**Exercise instructions**
Output the data that follows exactly, line for line.

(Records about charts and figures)
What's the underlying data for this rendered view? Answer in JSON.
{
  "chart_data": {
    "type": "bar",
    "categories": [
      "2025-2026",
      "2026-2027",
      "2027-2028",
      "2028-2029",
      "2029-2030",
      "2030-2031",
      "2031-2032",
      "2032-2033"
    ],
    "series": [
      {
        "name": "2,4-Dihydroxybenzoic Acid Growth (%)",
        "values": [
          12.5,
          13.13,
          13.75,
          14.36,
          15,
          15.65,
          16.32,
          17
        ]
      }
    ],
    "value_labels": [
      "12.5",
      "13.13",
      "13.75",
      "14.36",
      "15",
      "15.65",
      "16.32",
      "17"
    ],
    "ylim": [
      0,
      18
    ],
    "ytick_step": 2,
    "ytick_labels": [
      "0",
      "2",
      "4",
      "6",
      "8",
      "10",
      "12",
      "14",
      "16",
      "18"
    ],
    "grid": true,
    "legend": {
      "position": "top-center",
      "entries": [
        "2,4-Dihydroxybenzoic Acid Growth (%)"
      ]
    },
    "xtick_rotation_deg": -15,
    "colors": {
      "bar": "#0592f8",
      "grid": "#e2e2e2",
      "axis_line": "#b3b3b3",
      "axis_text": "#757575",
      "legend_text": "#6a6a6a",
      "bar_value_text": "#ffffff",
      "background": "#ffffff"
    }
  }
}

**Response to the task**
What's the underlying data for this rendered view? Answer in JSON.
{
  "chart_data": {
    "type": "bar",
    "categories": [
      "2025-2026",
      "2026-2027",
      "2027-2028",
      "2028-2029",
      "2029-2030",
      "2030-2031",
      "2031-2032",
      "2032-2033"
    ],
    "series": [
      {
        "name": "2,4-Dihydroxybenzoic Acid Growth (%)",
        "values": [
          12.5,
          13.13,
          13.75,
          14.36,
          15,
          15.65,
          16.32,
          17
        ]
      }
    ],
    "value_labels": [
      "12.5",
      "13.13",
      "13.75",
      "14.36",
      "15",
      "15.65",
      "16.32",
      "17"
    ],
    "ylim": [
      0,
      18
    ],
    "ytick_step": 2,
    "ytick_labels": [
      "0",
      "2",
      "4",
      "6",
      "8",
      "10",
      "12",
      "14",
      "16",
      "18"
    ],
    "grid": true,
    "legend": {
      "position": "top-center",
      "entries": [
        "2,4-Dihydroxybenzoic Acid Growth (%)"
      ]
    },
    "xtick_rotation_deg": -15,
    "colors": {
      "bar": "#0592f8",
      "grid": "#e2e2e2",
      "axis_line": "#b3b3b3",
      "axis_text": "#757575",
      "legend_text": "#6a6a6a",
      "bar_value_text": "#ffffff",
      "background": "#ffffff"
    }
  }
}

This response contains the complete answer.